[Excerpt Boundary: Start]

Although the battery placed at Ancon after the enemy went away in tranquillity, and the threat (from San Martin,) about not paying one real, unless Chili should sell the squadron to Peru, made it excusable not to send any mission there; yet I have named my Minister of Finance, in whom I have the greatest confidence, to go to Lima to fix the basis of relations, and to ask compensation for the active debt of Chili against Peru. My Minister has orders to return as soon as possible, let the end of his mission be what it will, and by that time you may have returned to Chili, and then we will accord the ulterior.

It is very painful that the garrison of Callao would not capitulate under your flag! Then you and Chili would have been implored for grants,--then all should have been paid without excuse,--and then you would not have found yourself under the necessity of taking the property retained, to pay and save the squadron. I would have done the same if I had been there, therefore I say again all has my approbation, and I give to you, as to the meritorious officers under your orders, my cordial thanks for their fidelity and heroism, in favour of Chili, where, in a more glorious and decorous way, the fortune of all will be made in the course of progress which events are preparing for this happy country; whilst it is not known what is to be had in Peru, because, as you observe, the war is only beginning, which will be followed by poverty, discontent, and above all, anarchy. They will soon feel the want of you and of the squadron, and those ungrateful officers who separated themselves from you to enter the Peruvian navy will also feel their deceit and punishment. They have been scratched out of the list of the Chilian navy, and I only wait your arrival or an official detail relating to the expedition, to assign lands and premiums to those who have not abandoned you, and in particular to the honourable Captains Crosbie, Wilkinson, Delano, Cobbet, and Simpson, whom you recommend.

[Excerpt Boundary: End]

What you have to do — According to the excerpt, whom has the writer named to go to Lima? The listing has no connection to the text above.

[Record extracts Boundary: Start]

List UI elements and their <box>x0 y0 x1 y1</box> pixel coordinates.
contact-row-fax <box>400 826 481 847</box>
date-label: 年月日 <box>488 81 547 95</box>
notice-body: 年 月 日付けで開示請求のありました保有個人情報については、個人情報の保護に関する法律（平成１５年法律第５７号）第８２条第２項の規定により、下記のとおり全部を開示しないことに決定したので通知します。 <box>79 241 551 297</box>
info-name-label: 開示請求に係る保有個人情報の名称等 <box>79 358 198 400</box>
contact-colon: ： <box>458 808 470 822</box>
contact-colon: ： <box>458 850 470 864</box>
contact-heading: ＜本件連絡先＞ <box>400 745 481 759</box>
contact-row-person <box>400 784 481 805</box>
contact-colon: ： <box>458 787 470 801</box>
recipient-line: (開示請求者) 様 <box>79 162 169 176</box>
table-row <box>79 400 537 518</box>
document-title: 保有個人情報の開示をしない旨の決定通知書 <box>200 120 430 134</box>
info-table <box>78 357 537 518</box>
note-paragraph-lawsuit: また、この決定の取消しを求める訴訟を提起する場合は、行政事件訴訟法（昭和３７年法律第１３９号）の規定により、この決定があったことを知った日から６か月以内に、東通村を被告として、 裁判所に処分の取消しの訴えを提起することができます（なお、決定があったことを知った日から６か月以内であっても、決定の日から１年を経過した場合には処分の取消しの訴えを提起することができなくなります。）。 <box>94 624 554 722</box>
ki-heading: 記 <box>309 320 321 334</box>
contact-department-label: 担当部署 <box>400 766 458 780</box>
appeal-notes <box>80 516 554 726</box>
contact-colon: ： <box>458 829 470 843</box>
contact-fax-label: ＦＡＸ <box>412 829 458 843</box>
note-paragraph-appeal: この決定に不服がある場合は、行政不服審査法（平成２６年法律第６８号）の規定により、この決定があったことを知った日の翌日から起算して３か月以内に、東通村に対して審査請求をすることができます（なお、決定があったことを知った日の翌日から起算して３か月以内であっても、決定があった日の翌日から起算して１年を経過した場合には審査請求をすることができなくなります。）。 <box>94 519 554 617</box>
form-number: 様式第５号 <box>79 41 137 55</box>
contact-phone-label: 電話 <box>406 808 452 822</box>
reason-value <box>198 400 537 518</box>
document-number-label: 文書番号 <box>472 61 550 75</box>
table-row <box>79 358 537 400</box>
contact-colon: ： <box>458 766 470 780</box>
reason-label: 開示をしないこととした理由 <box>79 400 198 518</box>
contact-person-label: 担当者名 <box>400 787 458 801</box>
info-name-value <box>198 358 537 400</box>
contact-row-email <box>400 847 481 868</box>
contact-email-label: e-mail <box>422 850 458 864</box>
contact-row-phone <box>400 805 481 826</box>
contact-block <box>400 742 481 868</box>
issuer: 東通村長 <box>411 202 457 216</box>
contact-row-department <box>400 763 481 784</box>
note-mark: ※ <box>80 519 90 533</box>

[Record extracts Boundary: End]

Output for this exercise — The writer's Minister of Finance.